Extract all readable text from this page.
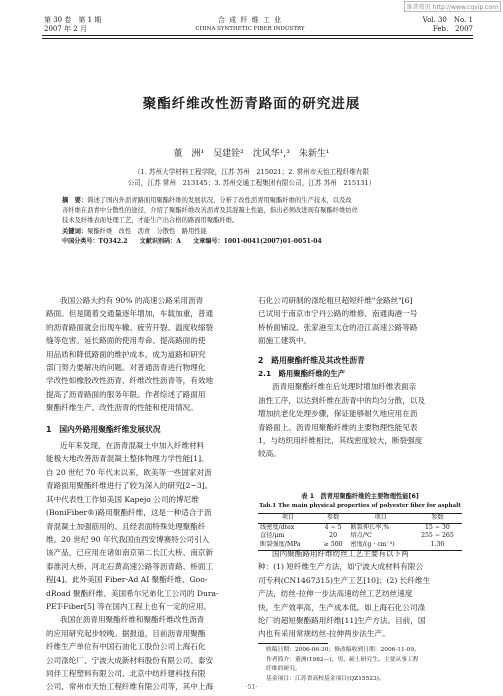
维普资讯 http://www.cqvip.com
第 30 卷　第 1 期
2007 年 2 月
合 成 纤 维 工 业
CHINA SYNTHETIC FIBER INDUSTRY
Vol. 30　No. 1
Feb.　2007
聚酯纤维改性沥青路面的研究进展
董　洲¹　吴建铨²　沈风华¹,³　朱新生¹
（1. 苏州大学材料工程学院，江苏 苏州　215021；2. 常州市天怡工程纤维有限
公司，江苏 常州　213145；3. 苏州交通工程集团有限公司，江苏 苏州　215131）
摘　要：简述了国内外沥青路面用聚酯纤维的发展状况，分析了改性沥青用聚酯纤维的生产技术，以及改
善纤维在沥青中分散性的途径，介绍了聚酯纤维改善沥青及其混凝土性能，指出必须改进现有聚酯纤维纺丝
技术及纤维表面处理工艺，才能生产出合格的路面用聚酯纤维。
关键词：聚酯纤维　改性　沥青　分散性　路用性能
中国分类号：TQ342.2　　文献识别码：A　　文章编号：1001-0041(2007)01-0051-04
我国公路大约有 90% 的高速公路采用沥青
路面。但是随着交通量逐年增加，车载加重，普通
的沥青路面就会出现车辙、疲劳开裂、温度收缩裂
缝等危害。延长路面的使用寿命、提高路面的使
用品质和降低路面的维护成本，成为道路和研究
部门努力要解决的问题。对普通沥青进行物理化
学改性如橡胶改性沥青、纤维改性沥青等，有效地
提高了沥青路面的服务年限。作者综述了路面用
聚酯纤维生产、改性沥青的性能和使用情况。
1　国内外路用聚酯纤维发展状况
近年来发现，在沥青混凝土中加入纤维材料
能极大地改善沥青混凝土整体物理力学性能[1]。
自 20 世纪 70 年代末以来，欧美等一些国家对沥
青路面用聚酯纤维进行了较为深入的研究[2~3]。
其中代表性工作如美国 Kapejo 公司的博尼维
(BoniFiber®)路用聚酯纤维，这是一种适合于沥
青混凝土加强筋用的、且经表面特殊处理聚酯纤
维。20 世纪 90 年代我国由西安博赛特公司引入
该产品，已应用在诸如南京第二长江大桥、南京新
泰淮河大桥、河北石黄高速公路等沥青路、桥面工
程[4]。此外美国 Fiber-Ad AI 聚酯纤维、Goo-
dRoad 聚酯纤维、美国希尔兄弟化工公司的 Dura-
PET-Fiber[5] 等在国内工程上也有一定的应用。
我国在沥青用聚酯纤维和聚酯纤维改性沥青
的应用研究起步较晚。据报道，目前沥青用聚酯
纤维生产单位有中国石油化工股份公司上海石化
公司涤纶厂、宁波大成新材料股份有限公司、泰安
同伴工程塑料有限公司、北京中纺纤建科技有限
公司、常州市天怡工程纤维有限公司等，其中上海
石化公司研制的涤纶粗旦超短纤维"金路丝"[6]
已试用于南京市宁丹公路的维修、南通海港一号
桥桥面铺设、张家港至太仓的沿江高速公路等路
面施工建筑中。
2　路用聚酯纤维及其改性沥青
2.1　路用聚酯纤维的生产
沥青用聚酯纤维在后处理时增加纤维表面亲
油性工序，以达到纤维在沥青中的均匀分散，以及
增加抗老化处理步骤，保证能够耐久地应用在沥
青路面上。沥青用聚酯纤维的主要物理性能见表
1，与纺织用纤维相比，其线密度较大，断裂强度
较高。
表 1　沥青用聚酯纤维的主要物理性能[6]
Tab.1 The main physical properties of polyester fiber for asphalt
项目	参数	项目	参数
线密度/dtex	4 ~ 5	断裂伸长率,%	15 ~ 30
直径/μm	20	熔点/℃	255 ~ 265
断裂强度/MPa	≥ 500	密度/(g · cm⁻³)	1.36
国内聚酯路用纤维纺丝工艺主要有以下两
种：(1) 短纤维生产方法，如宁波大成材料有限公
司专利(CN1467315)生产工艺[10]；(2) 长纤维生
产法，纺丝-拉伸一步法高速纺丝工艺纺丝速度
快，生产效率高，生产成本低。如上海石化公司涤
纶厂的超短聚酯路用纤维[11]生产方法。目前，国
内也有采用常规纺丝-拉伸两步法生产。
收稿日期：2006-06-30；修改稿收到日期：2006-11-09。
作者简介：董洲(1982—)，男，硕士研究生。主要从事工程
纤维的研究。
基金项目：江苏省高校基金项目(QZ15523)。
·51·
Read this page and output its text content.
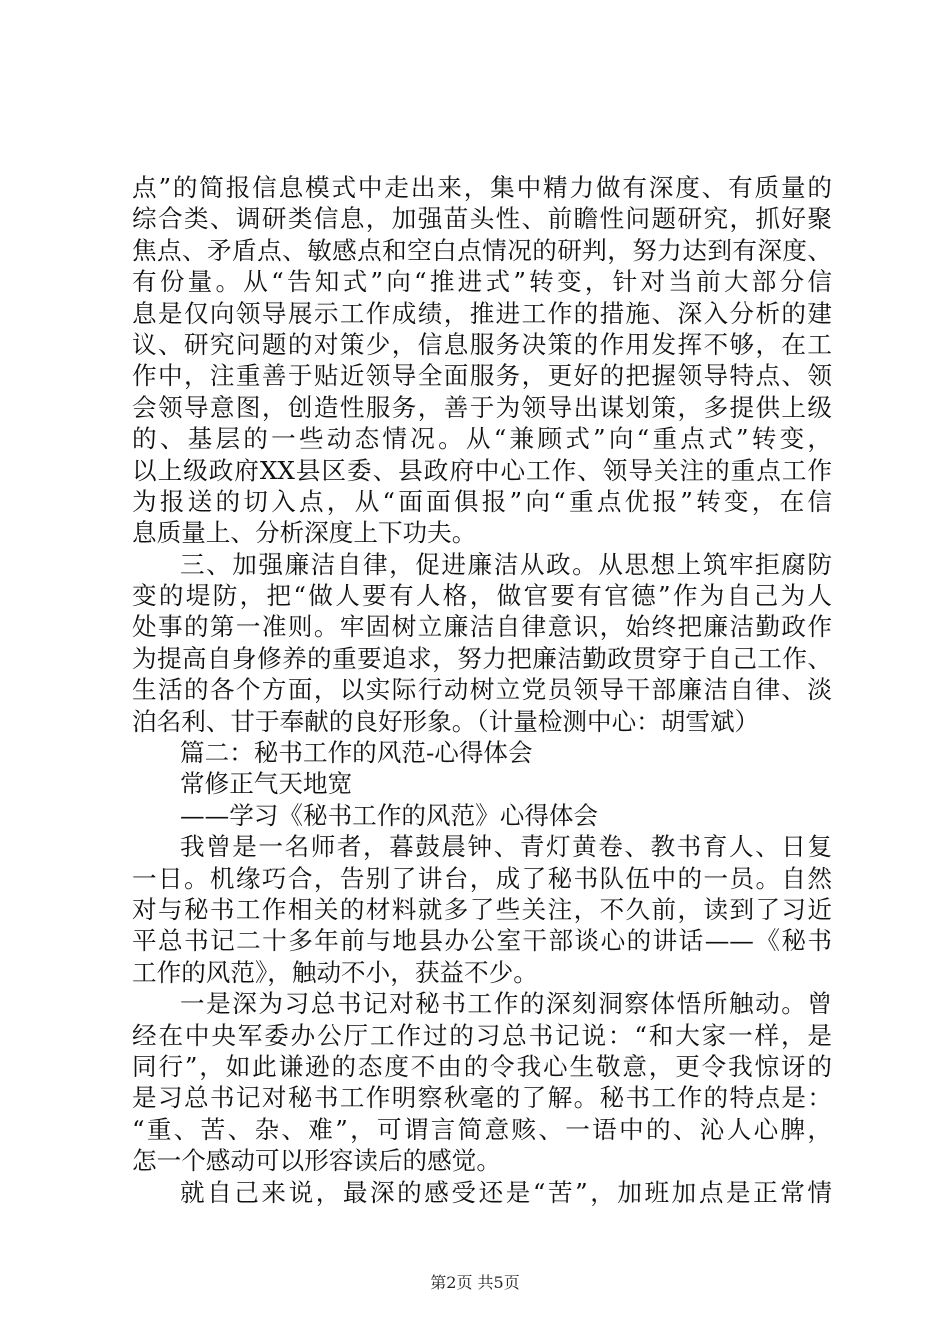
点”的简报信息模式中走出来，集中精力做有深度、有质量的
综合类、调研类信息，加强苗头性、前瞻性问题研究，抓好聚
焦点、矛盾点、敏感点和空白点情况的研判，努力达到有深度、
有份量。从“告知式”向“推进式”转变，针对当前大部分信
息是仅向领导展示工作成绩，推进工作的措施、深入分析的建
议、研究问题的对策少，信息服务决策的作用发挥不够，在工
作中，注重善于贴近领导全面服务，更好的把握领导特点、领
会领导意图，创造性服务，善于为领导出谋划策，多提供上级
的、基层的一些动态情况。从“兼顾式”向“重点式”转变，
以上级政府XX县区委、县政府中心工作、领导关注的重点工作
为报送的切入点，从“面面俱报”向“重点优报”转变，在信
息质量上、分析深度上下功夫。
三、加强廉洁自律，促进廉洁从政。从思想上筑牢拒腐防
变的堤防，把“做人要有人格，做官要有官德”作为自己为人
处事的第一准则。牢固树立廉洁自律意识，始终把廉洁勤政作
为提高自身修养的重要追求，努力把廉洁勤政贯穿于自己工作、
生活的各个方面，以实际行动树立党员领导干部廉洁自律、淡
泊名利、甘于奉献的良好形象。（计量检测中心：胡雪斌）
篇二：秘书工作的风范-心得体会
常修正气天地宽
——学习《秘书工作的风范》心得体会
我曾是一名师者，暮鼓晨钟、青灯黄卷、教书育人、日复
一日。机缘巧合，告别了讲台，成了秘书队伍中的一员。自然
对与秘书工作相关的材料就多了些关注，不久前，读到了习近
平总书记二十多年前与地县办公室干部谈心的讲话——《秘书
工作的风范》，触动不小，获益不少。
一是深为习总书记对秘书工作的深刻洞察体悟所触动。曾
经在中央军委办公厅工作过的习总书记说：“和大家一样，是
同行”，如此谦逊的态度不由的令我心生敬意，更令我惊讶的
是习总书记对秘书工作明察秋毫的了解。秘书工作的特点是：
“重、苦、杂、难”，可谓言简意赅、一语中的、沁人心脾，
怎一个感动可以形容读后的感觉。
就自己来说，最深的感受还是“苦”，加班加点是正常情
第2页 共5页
★ ★ ★ ★
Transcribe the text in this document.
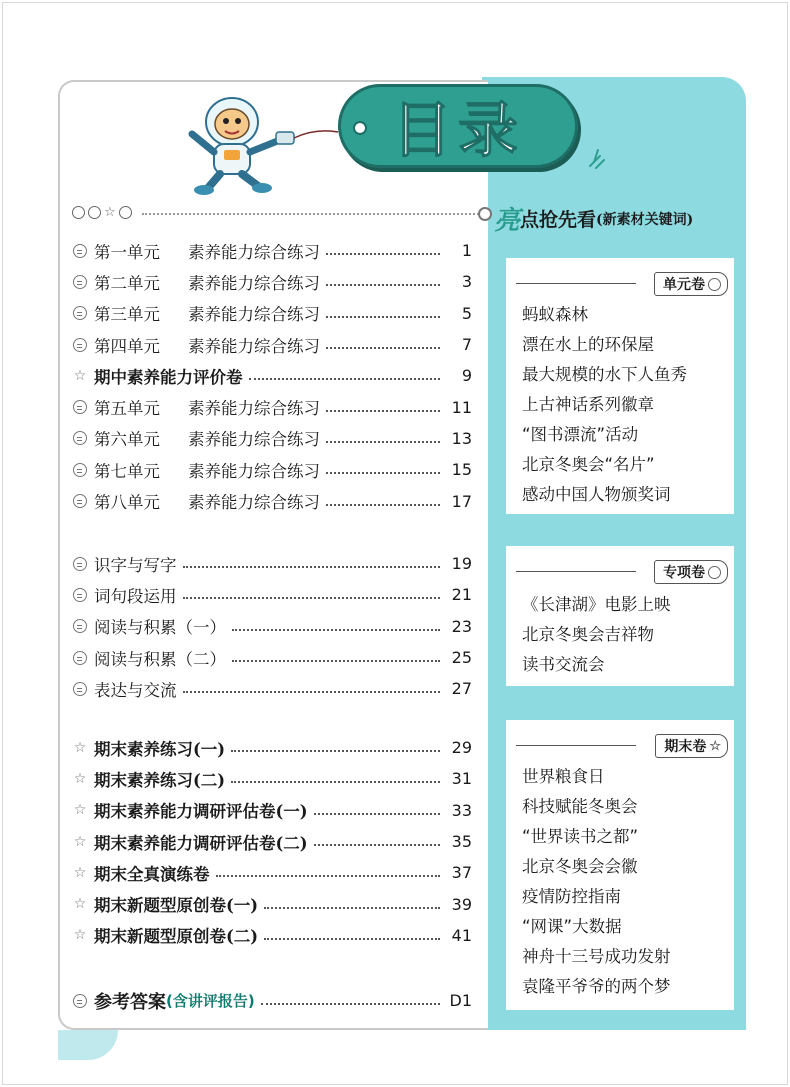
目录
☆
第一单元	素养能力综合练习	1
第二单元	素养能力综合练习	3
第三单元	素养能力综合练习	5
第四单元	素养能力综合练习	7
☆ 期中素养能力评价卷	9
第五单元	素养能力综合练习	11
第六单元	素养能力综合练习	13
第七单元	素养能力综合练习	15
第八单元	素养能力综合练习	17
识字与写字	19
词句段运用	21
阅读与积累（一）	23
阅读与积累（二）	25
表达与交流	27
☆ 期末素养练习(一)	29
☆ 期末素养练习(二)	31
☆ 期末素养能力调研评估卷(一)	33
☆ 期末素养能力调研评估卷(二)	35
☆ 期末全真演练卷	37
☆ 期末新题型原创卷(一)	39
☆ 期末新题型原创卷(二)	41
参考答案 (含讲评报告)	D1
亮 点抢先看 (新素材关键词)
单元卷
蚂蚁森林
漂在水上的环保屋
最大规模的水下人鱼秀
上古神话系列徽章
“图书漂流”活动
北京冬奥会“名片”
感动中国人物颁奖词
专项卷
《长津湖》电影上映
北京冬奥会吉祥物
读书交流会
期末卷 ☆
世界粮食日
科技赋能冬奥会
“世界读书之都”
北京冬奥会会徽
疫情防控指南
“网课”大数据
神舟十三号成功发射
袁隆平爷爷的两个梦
★ ★ ★ ★
Determine how many lines of the data contain the word "page", and reply with that number only.

2